**Written task**: Write out all the data again, exactly as it stands.

>> BEGIN Data for this exercise

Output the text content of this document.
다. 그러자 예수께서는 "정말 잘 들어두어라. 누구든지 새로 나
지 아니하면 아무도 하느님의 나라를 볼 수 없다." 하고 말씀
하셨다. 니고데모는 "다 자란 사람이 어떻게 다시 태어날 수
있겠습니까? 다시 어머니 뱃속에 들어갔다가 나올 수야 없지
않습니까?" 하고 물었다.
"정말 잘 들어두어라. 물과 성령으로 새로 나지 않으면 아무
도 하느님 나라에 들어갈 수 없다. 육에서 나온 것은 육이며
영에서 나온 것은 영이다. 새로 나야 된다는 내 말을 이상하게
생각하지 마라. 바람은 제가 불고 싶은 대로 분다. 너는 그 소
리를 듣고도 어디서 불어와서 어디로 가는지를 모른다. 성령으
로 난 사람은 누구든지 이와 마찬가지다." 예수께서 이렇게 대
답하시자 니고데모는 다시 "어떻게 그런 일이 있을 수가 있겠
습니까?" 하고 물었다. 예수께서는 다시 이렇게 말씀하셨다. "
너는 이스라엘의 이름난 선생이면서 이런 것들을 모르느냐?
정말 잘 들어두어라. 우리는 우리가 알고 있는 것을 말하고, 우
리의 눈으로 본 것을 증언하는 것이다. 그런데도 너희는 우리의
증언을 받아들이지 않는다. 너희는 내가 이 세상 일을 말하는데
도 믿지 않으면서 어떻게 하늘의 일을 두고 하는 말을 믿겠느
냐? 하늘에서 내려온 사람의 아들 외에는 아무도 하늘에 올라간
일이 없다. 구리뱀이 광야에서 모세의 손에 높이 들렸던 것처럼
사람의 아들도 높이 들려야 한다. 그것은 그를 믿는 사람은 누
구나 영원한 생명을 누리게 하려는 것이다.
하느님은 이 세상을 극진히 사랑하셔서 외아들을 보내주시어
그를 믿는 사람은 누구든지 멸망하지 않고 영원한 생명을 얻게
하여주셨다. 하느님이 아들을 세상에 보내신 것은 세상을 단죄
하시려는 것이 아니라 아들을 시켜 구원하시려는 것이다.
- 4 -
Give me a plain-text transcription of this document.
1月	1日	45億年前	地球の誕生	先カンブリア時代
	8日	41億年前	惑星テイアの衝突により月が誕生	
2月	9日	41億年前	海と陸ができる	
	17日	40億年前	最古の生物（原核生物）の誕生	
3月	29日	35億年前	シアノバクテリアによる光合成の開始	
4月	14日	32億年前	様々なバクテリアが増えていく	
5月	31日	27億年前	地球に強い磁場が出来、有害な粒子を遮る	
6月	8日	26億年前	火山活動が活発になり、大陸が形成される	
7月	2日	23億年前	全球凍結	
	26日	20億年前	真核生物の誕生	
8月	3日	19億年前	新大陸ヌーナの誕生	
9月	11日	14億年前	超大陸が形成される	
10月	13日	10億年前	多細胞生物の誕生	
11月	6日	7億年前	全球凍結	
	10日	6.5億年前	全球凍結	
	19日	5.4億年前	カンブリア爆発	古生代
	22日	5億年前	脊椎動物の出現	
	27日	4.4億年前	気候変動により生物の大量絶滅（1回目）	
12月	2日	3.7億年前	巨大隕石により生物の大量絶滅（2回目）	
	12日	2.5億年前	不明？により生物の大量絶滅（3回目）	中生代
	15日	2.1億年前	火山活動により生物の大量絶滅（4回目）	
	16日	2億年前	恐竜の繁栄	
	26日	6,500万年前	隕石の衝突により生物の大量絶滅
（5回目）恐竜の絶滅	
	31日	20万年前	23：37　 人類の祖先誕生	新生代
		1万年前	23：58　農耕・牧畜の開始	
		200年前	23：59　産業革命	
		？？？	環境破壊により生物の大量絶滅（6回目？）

>> END Data for this exercise

**Task response**:
Output the text content of this document.
다. 그러자 예수께서는 "정말 잘 들어두어라. 누구든지 새로 나
지 아니하면 아무도 하느님의 나라를 볼 수 없다." 하고 말씀
하셨다. 니고데모는 "다 자란 사람이 어떻게 다시 태어날 수
있겠습니까? 다시 어머니 뱃속에 들어갔다가 나올 수야 없지
않습니까?" 하고 물었다.
"정말 잘 들어두어라. 물과 성령으로 새로 나지 않으면 아무
도 하느님 나라에 들어갈 수 없다. 육에서 나온 것은 육이며
영에서 나온 것은 영이다. 새로 나야 된다는 내 말을 이상하게
생각하지 마라. 바람은 제가 불고 싶은 대로 분다. 너는 그 소
리를 듣고도 어디서 불어와서 어디로 가는지를 모른다. 성령으
로 난 사람은 누구든지 이와 마찬가지다." 예수께서 이렇게 대
답하시자 니고데모는 다시 "어떻게 그런 일이 있을 수가 있겠
습니까?" 하고 물었다. 예수께서는 다시 이렇게 말씀하셨다. "
너는 이스라엘의 이름난 선생이면서 이런 것들을 모르느냐?
정말 잘 들어두어라. 우리는 우리가 알고 있는 것을 말하고, 우
리의 눈으로 본 것을 증언하는 것이다. 그런데도 너희는 우리의
증언을 받아들이지 않는다. 너희는 내가 이 세상 일을 말하는데
도 믿지 않으면서 어떻게 하늘의 일을 두고 하는 말을 믿겠느
냐? 하늘에서 내려온 사람의 아들 외에는 아무도 하늘에 올라간
일이 없다. 구리뱀이 광야에서 모세의 손에 높이 들렸던 것처럼
사람의 아들도 높이 들려야 한다. 그것은 그를 믿는 사람은 누
구나 영원한 생명을 누리게 하려는 것이다.
하느님은 이 세상을 극진히 사랑하셔서 외아들을 보내주시어
그를 믿는 사람은 누구든지 멸망하지 않고 영원한 생명을 얻게
하여주셨다. 하느님이 아들을 세상에 보내신 것은 세상을 단죄
하시려는 것이 아니라 아들을 시켜 구원하시려는 것이다.
- 4 -
Give me a plain-text transcription of this document.
1月	1日	45億年前	地球の誕生	先カンブリア時代
	8日	41億年前	惑星テイアの衝突により月が誕生	
2月	9日	41億年前	海と陸ができる	
	17日	40億年前	最古の生物（原核生物）の誕生	
3月	29日	35億年前	シアノバクテリアによる光合成の開始	
4月	14日	32億年前	様々なバクテリアが増えていく	
5月	31日	27億年前	地球に強い磁場が出来、有害な粒子を遮る	
6月	8日	26億年前	火山活動が活発になり、大陸が形成される	
7月	2日	23億年前	全球凍結	
	26日	20億年前	真核生物の誕生	
8月	3日	19億年前	新大陸ヌーナの誕生	
9月	11日	14億年前	超大陸が形成される	
10月	13日	10億年前	多細胞生物の誕生	
11月	6日	7億年前	全球凍結	
	10日	6.5億年前	全球凍結	
	19日	5.4億年前	カンブリア爆発	古生代
	22日	5億年前	脊椎動物の出現	
	27日	4.4億年前	気候変動により生物の大量絶滅（1回目）	
12月	2日	3.7億年前	巨大隕石により生物の大量絶滅（2回目）	
	12日	2.5億年前	不明？により生物の大量絶滅（3回目）	中生代
	15日	2.1億年前	火山活動により生物の大量絶滅（4回目）	
	16日	2億年前	恐竜の繁栄	
	26日	6,500万年前	隕石の衝突により生物の大量絶滅
（5回目）恐竜の絶滅	
	31日	20万年前	23：37　 人類の祖先誕生	新生代
		1万年前	23：58　農耕・牧畜の開始	
		200年前	23：59　産業革命	
		？？？	環境破壊により生物の大量絶滅（6回目？）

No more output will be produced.